**DIRECTION**
Search the material for the word "Banaszczyk" and report each line where it turns up.

**MATERIAL SHOWN**

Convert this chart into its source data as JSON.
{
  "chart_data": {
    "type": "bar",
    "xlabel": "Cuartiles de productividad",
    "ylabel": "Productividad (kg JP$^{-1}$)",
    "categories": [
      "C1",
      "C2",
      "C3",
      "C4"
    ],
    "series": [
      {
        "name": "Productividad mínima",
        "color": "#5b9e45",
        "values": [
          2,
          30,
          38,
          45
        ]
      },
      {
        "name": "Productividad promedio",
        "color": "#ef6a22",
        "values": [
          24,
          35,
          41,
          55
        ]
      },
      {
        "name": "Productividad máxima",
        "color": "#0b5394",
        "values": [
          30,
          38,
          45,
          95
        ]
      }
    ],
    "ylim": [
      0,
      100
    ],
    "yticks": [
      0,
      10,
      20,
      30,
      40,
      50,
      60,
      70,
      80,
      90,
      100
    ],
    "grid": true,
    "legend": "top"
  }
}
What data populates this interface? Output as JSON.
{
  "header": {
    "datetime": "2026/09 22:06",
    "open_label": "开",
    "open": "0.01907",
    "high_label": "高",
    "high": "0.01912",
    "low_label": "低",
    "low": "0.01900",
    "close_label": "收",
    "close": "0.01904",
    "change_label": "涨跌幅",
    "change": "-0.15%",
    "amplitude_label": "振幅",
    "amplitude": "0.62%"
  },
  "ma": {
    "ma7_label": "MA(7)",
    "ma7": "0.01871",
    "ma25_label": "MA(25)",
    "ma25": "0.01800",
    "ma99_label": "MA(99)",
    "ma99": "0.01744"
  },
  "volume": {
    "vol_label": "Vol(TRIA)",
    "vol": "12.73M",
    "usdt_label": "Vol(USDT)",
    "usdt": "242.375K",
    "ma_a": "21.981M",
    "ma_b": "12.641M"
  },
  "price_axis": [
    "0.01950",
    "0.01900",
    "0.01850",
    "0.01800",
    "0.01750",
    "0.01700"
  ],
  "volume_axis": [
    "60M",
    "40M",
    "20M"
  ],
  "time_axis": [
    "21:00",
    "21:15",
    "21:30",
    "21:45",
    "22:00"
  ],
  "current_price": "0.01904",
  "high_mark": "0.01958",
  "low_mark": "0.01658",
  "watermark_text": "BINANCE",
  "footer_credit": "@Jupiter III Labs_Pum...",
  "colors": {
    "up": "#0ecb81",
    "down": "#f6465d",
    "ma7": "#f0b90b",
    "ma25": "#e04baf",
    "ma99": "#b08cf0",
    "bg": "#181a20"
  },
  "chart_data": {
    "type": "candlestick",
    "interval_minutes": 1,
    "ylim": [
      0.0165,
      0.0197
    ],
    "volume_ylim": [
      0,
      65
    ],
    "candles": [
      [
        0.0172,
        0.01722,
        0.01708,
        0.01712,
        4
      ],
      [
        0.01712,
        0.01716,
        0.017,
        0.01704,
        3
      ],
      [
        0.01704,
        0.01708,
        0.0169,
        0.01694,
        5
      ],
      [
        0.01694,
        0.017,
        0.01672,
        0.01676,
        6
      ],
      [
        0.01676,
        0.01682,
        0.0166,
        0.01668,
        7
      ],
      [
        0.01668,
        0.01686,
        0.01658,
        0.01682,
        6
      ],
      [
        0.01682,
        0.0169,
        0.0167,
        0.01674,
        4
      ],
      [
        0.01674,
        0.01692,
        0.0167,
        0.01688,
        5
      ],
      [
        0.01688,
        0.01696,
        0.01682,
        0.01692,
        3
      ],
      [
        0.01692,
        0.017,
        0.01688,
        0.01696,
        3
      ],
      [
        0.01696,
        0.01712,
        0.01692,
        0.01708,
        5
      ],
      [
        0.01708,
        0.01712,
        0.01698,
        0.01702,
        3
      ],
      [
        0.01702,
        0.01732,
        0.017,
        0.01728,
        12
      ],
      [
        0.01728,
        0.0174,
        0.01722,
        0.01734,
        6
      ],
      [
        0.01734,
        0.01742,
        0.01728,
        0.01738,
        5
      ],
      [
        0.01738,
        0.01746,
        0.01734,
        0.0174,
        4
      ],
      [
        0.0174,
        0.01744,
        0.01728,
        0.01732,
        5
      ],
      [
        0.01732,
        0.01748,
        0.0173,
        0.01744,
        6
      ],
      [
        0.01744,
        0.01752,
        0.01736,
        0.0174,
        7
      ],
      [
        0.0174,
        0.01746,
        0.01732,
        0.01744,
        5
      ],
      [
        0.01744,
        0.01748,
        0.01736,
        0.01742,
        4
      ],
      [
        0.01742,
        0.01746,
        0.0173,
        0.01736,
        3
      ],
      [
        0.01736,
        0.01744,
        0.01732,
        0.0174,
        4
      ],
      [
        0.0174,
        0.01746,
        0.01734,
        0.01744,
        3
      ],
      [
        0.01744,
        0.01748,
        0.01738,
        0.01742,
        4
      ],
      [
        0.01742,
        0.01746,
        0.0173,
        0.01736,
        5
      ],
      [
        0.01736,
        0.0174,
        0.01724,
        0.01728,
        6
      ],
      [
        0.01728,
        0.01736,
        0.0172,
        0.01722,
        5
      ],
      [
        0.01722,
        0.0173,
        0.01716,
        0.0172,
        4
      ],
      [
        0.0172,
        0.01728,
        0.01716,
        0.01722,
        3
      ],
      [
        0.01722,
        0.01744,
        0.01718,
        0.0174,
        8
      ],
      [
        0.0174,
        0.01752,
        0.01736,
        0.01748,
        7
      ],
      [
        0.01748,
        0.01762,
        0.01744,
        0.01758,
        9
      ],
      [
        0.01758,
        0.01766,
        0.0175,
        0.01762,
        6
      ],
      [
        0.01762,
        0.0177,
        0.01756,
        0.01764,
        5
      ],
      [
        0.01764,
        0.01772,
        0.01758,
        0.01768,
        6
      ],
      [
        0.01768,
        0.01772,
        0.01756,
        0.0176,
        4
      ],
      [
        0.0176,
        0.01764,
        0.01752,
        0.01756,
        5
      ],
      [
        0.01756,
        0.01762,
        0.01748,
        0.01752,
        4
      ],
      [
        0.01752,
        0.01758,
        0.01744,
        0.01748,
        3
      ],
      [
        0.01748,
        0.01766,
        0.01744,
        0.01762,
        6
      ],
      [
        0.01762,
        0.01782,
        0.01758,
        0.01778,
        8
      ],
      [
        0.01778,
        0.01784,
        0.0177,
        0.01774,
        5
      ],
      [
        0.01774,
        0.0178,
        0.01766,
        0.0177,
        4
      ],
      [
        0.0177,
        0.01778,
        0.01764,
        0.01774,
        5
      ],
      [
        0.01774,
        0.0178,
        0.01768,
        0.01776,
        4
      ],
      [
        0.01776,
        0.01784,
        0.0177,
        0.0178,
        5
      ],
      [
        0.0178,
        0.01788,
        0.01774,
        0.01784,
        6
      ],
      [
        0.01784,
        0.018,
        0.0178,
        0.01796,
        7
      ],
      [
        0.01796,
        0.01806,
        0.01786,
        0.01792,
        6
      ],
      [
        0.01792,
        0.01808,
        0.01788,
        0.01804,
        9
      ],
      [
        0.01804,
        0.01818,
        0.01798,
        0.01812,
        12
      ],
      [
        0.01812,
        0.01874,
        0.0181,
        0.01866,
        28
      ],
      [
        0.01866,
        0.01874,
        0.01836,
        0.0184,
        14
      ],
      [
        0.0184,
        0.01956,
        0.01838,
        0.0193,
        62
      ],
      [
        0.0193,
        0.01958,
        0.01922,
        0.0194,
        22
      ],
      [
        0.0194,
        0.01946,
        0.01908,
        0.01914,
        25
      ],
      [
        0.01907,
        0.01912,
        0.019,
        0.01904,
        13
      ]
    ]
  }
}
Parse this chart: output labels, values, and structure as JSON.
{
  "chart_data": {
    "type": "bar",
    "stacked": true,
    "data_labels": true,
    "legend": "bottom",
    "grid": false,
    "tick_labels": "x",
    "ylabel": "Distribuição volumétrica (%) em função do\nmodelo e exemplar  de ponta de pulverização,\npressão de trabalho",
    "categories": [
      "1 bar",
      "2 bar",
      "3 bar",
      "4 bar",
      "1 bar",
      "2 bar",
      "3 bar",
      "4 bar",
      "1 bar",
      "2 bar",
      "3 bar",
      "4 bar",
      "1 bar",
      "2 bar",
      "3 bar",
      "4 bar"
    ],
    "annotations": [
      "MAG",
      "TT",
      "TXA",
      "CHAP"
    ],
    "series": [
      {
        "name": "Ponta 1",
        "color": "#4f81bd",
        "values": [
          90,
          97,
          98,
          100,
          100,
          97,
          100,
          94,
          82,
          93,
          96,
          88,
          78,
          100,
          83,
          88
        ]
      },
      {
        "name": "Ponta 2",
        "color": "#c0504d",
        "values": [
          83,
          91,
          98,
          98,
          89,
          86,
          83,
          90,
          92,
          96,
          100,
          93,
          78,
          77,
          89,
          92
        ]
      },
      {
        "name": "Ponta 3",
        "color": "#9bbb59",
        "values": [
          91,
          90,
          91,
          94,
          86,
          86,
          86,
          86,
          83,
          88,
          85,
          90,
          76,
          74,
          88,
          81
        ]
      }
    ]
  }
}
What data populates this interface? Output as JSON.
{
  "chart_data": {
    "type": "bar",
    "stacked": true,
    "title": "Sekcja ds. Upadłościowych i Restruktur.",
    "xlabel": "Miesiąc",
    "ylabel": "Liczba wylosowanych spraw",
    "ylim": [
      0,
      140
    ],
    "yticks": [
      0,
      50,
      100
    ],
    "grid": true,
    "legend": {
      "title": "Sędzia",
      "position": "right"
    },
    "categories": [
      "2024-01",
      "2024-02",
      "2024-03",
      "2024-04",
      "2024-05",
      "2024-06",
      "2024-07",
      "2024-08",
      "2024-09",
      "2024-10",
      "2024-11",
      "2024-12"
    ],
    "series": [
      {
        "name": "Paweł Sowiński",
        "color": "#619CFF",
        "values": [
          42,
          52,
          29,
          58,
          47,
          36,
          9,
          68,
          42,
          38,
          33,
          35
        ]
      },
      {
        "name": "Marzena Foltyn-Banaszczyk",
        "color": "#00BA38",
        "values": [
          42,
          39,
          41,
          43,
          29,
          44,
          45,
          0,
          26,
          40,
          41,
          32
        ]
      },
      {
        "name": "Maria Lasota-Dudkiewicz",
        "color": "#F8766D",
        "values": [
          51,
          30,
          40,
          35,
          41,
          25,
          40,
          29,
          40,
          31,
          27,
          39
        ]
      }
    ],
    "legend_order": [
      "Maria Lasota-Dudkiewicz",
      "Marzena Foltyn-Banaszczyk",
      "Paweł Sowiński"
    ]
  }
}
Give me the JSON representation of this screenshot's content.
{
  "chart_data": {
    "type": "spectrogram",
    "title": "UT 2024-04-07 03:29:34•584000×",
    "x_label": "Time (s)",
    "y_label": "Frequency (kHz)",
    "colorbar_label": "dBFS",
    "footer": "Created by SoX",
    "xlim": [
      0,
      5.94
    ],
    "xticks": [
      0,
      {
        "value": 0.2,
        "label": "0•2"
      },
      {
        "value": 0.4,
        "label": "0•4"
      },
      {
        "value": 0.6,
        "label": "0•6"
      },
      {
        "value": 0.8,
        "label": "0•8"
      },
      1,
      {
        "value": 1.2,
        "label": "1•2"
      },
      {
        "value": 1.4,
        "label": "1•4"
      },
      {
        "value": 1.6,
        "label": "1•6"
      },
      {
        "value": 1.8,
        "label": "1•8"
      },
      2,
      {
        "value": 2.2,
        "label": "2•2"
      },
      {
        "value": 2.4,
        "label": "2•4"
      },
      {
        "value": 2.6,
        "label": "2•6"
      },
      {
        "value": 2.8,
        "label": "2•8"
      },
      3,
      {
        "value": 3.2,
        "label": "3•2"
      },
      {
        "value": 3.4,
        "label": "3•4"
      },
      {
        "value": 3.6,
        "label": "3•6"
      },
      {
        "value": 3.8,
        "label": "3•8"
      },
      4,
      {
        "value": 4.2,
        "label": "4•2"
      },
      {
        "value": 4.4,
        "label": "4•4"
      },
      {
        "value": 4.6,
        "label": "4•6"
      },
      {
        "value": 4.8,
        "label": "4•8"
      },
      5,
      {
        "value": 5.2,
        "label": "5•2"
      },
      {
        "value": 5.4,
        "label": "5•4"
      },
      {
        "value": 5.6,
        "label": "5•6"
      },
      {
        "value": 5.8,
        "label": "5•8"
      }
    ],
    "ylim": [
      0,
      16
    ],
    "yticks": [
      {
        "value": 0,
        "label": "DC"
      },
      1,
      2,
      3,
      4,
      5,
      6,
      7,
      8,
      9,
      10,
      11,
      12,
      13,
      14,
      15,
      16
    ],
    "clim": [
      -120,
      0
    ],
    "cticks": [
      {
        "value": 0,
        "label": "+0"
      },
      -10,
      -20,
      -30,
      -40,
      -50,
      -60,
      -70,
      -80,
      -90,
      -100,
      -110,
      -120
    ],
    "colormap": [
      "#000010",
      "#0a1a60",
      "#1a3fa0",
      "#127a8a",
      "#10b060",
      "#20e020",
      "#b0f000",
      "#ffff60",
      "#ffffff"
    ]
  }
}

**SOLUTION TO THE EXERCISE**
        "name": "Marzena Foltyn-Banaszczyk",
      "Marzena Foltyn-Banaszczyk",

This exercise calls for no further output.